• **Work required**: Take the listing and print it in full, exactly as given.

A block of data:

## BEGIN

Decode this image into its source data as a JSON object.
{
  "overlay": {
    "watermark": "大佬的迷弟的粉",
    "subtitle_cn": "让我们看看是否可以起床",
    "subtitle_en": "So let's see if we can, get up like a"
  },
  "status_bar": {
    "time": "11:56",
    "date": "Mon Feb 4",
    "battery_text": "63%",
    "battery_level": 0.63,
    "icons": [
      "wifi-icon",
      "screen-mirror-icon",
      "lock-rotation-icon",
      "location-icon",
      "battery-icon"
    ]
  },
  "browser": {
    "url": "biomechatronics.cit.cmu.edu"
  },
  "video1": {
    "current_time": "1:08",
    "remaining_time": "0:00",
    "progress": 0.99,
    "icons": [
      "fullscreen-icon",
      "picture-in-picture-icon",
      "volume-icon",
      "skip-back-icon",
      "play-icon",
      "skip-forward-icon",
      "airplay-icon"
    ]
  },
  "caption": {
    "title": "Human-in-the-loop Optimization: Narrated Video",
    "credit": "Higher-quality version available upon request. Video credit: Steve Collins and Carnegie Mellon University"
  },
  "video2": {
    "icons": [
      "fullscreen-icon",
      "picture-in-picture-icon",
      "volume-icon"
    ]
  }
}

## END

• **Task solution**:
Decode this image into its source data as a JSON object.
{
  "overlay": {
    "watermark": "大佬的迷弟的粉",
    "subtitle_cn": "让我们看看是否可以起床",
    "subtitle_en": "So let's see if we can, get up like a"
  },
  "status_bar": {
    "time": "11:56",
    "date": "Mon Feb 4",
    "battery_text": "63%",
    "battery_level": 0.63,
    "icons": [
      "wifi-icon",
      "screen-mirror-icon",
      "lock-rotation-icon",
      "location-icon",
      "battery-icon"
    ]
  },
  "browser": {
    "url": "biomechatronics.cit.cmu.edu"
  },
  "video1": {
    "current_time": "1:08",
    "remaining_time": "0:00",
    "progress": 0.99,
    "icons": [
      "fullscreen-icon",
      "picture-in-picture-icon",
      "volume-icon",
      "skip-back-icon",
      "play-icon",
      "skip-forward-icon",
      "airplay-icon"
    ]
  },
  "caption": {
    "title": "Human-in-the-loop Optimization: Narrated Video",
    "credit": "Higher-quality version available upon request. Video credit: Steve Collins and Carnegie Mellon University"
  },
  "video2": {
    "icons": [
      "fullscreen-icon",
      "picture-in-picture-icon",
      "volume-icon"
    ]
  }
}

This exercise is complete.